> **REQUIRED WORK**: Select every line in the items that contains the string "menu", matching case exactly, and copy each such line.

> **SUPPLIED DATA**:

— begin —

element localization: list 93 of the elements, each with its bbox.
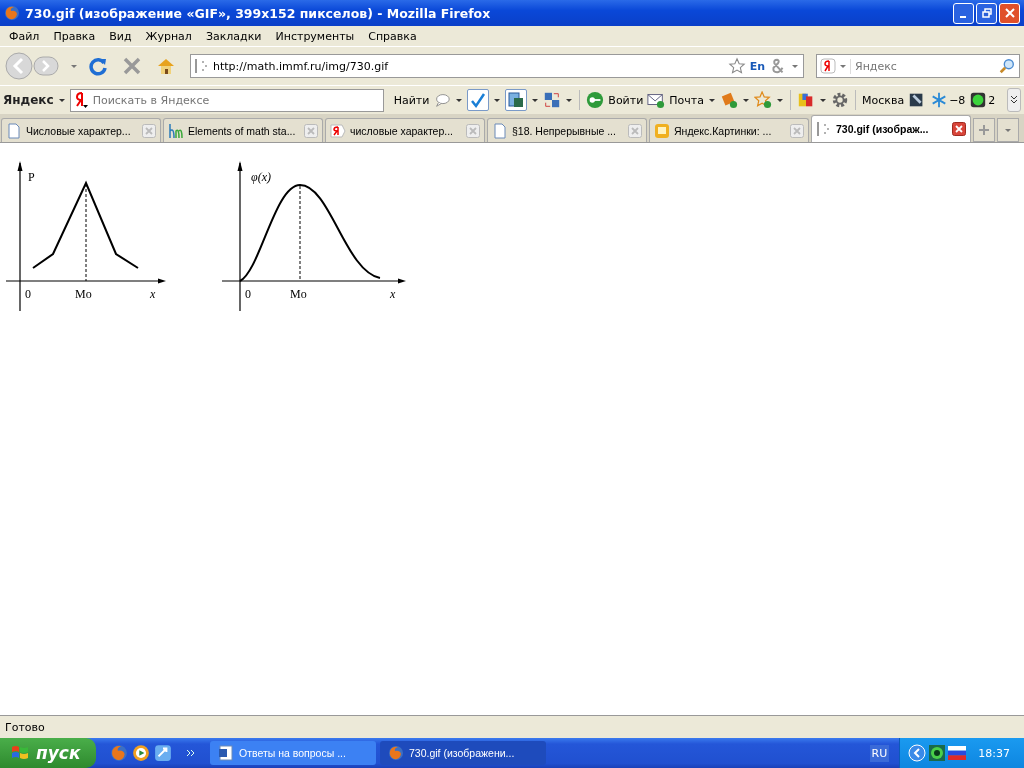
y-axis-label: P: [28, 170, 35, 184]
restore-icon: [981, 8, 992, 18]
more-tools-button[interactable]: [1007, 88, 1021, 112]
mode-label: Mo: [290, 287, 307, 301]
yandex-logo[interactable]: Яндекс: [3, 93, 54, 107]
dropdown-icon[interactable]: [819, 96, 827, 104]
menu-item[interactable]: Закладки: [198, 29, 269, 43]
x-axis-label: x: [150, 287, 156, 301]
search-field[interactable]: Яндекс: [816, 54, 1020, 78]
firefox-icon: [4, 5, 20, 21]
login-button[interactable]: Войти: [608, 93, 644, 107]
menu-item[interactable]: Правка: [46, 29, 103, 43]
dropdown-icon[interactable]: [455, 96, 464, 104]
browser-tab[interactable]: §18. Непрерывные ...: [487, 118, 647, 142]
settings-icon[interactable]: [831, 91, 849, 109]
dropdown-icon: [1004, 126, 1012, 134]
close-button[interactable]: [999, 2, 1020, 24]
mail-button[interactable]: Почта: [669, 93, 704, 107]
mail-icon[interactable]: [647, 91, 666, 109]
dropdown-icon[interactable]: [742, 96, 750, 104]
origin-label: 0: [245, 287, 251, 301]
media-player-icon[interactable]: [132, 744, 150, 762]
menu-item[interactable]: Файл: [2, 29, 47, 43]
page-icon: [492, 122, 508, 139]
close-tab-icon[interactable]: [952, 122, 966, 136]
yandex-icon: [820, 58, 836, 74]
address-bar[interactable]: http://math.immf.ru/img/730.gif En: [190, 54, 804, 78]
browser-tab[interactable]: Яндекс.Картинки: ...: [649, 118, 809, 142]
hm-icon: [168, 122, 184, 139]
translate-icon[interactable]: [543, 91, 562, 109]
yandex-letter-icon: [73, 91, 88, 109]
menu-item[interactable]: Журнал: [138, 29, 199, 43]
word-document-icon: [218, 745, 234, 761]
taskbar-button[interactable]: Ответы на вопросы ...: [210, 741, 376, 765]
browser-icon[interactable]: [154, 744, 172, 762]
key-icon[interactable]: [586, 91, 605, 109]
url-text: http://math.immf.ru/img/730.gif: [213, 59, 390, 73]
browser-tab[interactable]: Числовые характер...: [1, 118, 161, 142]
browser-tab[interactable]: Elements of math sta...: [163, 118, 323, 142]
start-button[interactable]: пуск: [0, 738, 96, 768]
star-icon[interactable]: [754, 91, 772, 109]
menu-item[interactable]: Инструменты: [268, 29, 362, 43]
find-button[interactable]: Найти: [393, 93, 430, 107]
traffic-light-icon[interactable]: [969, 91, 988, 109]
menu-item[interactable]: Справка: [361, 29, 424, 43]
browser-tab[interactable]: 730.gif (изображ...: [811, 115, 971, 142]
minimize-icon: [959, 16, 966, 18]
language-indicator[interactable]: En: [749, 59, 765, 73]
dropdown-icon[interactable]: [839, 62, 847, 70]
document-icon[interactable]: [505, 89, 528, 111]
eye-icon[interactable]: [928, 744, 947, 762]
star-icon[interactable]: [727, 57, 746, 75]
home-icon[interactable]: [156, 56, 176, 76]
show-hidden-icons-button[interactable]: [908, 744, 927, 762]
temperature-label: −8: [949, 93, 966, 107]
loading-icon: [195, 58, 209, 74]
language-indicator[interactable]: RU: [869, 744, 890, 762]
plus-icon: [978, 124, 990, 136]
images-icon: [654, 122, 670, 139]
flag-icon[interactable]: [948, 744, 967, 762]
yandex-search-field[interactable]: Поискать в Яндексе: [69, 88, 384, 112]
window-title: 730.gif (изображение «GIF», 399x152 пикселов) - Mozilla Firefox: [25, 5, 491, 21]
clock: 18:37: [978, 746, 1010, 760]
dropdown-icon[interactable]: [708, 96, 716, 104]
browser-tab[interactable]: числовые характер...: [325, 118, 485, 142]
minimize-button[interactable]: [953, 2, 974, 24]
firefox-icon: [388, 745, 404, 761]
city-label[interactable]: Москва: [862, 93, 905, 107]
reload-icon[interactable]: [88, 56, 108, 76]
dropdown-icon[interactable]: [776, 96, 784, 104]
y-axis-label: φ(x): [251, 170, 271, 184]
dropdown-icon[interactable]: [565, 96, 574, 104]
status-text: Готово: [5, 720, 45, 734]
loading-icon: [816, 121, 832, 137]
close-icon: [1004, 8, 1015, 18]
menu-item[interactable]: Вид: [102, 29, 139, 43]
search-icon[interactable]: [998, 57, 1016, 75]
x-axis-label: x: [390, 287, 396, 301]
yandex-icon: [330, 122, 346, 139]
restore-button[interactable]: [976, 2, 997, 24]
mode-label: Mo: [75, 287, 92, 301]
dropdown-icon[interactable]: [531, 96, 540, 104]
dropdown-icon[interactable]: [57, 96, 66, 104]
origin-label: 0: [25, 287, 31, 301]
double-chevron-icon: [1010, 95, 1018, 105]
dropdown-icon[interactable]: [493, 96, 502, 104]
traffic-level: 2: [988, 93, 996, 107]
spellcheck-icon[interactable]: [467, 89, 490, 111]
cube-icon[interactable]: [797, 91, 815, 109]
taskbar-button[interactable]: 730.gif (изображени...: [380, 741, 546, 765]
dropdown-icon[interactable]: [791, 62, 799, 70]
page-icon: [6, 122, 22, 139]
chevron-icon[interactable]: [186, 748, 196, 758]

— end —
— begin —

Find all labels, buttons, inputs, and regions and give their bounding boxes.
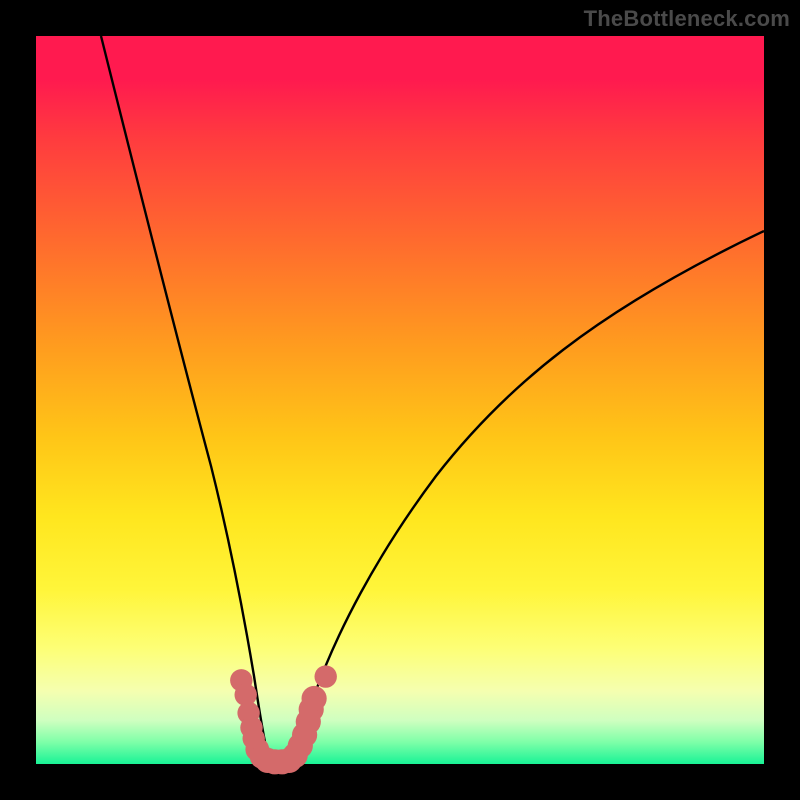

— end —

> **FULL SOLUTION**:
menu-item[interactable]: Закладки: [198, 29, 269, 43]
menu-item[interactable]: Правка: [46, 29, 103, 43]
menu-item[interactable]: Файл: [2, 29, 47, 43]
menu-item[interactable]: Журнал: [138, 29, 199, 43]
menu-item[interactable]: Инструменты: [268, 29, 362, 43]
menu-item[interactable]: Справка: [361, 29, 424, 43]
menu-item[interactable]: Вид: [102, 29, 139, 43]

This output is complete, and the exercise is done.